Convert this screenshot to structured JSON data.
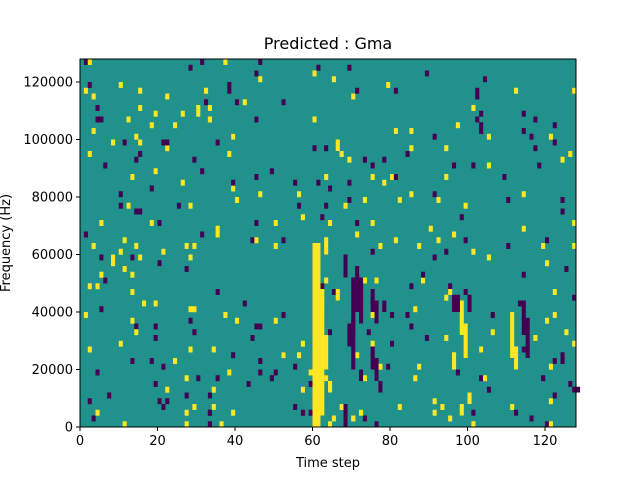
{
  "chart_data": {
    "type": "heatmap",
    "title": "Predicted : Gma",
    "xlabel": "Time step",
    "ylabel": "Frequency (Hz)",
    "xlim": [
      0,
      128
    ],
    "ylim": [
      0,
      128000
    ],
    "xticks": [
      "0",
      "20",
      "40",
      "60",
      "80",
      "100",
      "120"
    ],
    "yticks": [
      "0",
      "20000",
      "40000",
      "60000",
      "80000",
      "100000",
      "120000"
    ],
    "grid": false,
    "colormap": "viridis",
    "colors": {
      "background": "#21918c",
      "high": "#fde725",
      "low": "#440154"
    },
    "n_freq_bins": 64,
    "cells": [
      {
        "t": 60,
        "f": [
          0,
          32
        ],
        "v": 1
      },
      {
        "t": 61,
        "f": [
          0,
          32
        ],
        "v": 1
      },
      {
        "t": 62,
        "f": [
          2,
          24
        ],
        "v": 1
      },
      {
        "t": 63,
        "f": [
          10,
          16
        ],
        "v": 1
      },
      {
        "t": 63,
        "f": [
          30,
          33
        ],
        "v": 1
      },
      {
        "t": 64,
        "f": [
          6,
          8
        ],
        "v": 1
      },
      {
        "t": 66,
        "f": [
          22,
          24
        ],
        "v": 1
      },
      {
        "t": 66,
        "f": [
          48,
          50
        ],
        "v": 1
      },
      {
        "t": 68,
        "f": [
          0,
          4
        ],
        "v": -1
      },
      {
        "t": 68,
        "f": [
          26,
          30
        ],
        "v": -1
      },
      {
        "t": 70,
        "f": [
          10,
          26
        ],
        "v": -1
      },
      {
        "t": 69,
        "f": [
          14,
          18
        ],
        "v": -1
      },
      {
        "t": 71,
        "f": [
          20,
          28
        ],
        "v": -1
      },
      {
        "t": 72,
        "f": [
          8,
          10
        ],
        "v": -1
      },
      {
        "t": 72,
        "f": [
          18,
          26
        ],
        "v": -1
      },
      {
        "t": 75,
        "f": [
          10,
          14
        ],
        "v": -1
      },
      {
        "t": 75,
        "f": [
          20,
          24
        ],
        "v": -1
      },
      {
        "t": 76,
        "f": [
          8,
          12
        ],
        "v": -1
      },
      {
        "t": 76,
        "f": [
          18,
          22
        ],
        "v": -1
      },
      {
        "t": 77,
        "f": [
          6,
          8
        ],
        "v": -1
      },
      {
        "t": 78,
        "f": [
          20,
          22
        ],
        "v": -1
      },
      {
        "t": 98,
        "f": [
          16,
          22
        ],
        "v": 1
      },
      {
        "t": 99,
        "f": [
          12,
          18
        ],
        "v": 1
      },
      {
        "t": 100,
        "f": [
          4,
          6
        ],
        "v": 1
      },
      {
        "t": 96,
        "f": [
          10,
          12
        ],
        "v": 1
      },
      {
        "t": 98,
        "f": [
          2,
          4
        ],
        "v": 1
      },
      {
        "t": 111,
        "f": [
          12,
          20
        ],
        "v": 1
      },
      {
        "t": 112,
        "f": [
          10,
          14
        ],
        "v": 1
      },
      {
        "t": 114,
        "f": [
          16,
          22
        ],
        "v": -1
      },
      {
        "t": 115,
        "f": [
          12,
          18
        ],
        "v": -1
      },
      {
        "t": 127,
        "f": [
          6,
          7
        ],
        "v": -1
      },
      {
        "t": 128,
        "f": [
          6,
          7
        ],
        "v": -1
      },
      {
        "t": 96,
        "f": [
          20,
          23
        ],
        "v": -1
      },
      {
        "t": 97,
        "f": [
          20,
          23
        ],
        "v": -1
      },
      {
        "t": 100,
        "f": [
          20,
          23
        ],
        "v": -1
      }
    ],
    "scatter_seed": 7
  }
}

══════════════════════════════

The request
Copy out each line exactly, without the pictures.

Final answer
Convert this screenshot to structured JSON data.
{
  "chart_data": {
    "type": "heatmap",
    "title": "Predicted : Gma",
    "xlabel": "Time step",
    "ylabel": "Frequency (Hz)",
    "xlim": [
      0,
      128
    ],
    "ylim": [
      0,
      128000
    ],
    "xticks": [
      "0",
      "20",
      "40",
      "60",
      "80",
      "100",
      "120"
    ],
    "yticks": [
      "0",
      "20000",
      "40000",
      "60000",
      "80000",
      "100000",
      "120000"
    ],
    "grid": false,
    "colormap": "viridis",
    "colors": {
      "background": "#21918c",
      "high": "#fde725",
      "low": "#440154"
    },
    "n_freq_bins": 64,
    "cells": [
      {
        "t": 60,
        "f": [
          0,
          32
        ],
        "v": 1
      },
      {
        "t": 61,
        "f": [
          0,
          32
        ],
        "v": 1
      },
      {
        "t": 62,
        "f": [
          2,
          24
        ],
        "v": 1
      },
      {
        "t": 63,
        "f": [
          10,
          16
        ],
        "v": 1
      },
      {
        "t": 63,
        "f": [
          30,
          33
        ],
        "v": 1
      },
      {
        "t": 64,
        "f": [
          6,
          8
        ],
        "v": 1
      },
      {
        "t": 66,
        "f": [
          22,
          24
        ],
        "v": 1
      },
      {
        "t": 66,
        "f": [
          48,
          50
        ],
        "v": 1
      },
      {
        "t": 68,
        "f": [
          0,
          4
        ],
        "v": -1
      },
      {
        "t": 68,
        "f": [
          26,
          30
        ],
        "v": -1
      },
      {
        "t": 70,
        "f": [
          10,
          26
        ],
        "v": -1
      },
      {
        "t": 69,
        "f": [
          14,
          18
        ],
        "v": -1
      },
      {
        "t": 71,
        "f": [
          20,
          28
        ],
        "v": -1
      },
      {
        "t": 72,
        "f": [
          8,
          10
        ],
        "v": -1
      },
      {
        "t": 72,
        "f": [
          18,
          26
        ],
        "v": -1
      },
      {
        "t": 75,
        "f": [
          10,
          14
        ],
        "v": -1
      },
      {
        "t": 75,
        "f": [
          20,
          24
        ],
        "v": -1
      },
      {
        "t": 76,
        "f": [
          8,
          12
        ],
        "v": -1
      },
      {
        "t": 76,
        "f": [
          18,
          22
        ],
        "v": -1
      },
      {
        "t": 77,
        "f": [
          6,
          8
        ],
        "v": -1
      },
      {
        "t": 78,
        "f": [
          20,
          22
        ],
        "v": -1
      },
      {
        "t": 98,
        "f": [
          16,
          22
        ],
        "v": 1
      },
      {
        "t": 99,
        "f": [
          12,
          18
        ],
        "v": 1
      },
      {
        "t": 100,
        "f": [
          4,
          6
        ],
        "v": 1
      },
      {
        "t": 96,
        "f": [
          10,
          12
        ],
        "v": 1
      },
      {
        "t": 98,
        "f": [
          2,
          4
        ],
        "v": 1
      },
      {
        "t": 111,
        "f": [
          12,
          20
        ],
        "v": 1
      },
      {
        "t": 112,
        "f": [
          10,
          14
        ],
        "v": 1
      },
      {
        "t": 114,
        "f": [
          16,
          22
        ],
        "v": -1
      },
      {
        "t": 115,
        "f": [
          12,
          18
        ],
        "v": -1
      },
      {
        "t": 127,
        "f": [
          6,
          7
        ],
        "v": -1
      },
      {
        "t": 128,
        "f": [
          6,
          7
        ],
        "v": -1
      },
      {
        "t": 96,
        "f": [
          20,
          23
        ],
        "v": -1
      },
      {
        "t": 97,
        "f": [
          20,
          23
        ],
        "v": -1
      },
      {
        "t": 100,
        "f": [
          20,
          23
        ],
        "v": -1
      }
    ],
    "scatter_seed": 7
  }
}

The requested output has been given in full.